[Items from a data source]
Start

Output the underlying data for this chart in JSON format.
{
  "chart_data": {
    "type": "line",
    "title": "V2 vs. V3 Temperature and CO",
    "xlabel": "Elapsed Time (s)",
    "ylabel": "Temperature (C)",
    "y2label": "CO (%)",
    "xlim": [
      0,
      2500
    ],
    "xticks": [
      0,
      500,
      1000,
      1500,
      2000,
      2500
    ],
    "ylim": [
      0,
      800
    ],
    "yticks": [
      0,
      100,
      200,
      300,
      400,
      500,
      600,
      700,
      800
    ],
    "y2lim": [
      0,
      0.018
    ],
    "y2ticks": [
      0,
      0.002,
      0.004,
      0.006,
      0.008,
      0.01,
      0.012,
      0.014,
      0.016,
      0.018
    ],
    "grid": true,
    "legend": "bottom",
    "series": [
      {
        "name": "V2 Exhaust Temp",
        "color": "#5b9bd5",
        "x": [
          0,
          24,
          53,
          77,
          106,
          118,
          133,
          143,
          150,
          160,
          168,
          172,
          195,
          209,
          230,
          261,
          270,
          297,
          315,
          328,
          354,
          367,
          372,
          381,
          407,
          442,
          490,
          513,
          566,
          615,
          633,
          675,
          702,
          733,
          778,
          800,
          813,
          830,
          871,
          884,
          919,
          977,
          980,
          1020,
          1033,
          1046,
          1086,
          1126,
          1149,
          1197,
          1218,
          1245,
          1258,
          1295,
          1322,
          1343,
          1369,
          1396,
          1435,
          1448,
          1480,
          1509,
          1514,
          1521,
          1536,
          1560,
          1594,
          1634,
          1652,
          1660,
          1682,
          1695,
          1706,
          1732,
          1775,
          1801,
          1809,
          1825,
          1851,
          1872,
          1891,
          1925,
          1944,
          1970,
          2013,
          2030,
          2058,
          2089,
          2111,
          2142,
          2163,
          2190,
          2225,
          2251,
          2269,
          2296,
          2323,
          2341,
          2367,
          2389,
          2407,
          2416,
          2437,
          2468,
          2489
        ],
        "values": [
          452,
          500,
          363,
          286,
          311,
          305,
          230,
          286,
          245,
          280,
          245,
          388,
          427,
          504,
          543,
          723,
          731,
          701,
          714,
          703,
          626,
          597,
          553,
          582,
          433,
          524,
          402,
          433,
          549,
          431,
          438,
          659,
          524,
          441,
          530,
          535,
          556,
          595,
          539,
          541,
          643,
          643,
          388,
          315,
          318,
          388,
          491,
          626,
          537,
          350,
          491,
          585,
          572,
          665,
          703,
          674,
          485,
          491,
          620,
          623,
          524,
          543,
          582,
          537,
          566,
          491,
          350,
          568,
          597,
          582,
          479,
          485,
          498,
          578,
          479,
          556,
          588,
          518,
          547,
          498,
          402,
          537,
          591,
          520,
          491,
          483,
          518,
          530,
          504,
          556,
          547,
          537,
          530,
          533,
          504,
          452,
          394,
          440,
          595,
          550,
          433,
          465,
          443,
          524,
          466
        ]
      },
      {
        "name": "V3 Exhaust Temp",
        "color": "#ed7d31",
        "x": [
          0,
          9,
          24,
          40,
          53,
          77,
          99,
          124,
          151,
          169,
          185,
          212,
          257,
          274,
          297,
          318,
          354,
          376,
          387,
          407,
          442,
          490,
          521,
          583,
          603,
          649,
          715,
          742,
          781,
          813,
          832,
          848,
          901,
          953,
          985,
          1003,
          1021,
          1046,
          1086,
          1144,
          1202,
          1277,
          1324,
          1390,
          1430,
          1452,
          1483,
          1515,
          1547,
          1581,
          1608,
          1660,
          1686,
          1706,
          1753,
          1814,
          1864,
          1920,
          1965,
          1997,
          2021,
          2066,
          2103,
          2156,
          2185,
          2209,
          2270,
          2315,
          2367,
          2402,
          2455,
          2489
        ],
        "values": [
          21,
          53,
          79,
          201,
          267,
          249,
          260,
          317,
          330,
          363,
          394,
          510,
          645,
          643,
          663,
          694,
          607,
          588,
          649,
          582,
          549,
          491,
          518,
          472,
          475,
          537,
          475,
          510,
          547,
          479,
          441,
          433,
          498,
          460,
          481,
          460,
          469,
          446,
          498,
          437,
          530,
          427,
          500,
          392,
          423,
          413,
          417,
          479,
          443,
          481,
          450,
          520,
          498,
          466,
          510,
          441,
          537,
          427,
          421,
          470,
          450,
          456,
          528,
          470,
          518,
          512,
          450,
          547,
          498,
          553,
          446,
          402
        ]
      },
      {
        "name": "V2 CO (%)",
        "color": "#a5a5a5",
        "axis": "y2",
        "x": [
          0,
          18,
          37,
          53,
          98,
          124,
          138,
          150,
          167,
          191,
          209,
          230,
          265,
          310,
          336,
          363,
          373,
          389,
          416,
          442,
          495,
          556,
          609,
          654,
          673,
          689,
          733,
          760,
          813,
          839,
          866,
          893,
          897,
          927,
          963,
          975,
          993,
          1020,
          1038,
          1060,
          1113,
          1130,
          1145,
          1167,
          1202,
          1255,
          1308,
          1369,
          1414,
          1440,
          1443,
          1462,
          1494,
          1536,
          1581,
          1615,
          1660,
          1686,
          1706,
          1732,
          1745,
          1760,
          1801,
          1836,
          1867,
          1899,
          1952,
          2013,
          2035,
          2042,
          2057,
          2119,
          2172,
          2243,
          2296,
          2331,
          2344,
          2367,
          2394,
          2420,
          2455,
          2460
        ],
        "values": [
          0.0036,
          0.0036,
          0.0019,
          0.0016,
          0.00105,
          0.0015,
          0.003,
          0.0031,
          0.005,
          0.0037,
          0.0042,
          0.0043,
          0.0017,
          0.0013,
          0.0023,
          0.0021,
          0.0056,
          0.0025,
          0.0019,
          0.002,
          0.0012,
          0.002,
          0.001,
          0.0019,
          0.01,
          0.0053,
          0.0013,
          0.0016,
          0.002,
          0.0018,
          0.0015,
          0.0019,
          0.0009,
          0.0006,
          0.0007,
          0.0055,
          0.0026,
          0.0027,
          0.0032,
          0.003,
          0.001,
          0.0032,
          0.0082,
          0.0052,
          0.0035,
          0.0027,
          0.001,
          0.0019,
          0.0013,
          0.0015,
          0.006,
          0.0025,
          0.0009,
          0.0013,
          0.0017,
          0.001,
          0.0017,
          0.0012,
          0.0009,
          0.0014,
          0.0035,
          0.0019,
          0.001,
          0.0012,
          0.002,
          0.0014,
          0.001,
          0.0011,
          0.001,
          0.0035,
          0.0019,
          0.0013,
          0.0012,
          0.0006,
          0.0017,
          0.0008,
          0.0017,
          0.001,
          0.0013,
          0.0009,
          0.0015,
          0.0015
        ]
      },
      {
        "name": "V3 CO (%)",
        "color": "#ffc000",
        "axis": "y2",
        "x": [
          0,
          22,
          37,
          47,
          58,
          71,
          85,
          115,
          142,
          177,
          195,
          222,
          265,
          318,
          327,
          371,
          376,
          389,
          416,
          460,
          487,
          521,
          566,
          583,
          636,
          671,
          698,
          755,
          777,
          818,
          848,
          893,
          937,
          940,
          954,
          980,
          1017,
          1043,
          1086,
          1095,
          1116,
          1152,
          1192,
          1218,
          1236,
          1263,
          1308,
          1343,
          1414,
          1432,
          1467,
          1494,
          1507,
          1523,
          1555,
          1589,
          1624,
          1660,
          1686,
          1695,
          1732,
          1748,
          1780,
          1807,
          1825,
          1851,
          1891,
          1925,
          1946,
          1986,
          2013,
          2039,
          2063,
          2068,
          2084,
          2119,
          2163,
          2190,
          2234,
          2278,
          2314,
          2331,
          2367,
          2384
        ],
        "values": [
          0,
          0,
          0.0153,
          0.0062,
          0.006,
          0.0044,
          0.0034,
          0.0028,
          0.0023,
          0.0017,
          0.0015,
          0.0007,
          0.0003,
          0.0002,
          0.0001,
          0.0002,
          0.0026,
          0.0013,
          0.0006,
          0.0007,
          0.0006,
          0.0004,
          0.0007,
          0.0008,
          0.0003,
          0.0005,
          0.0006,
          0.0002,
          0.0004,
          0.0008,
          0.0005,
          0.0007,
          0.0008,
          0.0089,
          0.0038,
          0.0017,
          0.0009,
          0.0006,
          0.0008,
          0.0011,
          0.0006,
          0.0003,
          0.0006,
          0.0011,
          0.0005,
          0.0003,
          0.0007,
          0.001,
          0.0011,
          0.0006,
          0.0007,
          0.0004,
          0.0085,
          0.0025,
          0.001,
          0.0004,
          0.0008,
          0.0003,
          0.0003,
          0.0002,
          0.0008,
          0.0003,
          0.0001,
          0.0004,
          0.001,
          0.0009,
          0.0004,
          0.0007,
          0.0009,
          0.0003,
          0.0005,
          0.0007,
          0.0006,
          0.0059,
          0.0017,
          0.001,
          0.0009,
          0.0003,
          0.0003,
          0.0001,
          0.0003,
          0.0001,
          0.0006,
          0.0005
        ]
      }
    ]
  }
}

End

Exercise brief>
Check each line above for the string "color", then copy the ones that have it.

Correct answer>
        "color": "#5b9bd5",
        "color": "#ed7d31",
        "color": "#a5a5a5",
        "color": "#ffc000",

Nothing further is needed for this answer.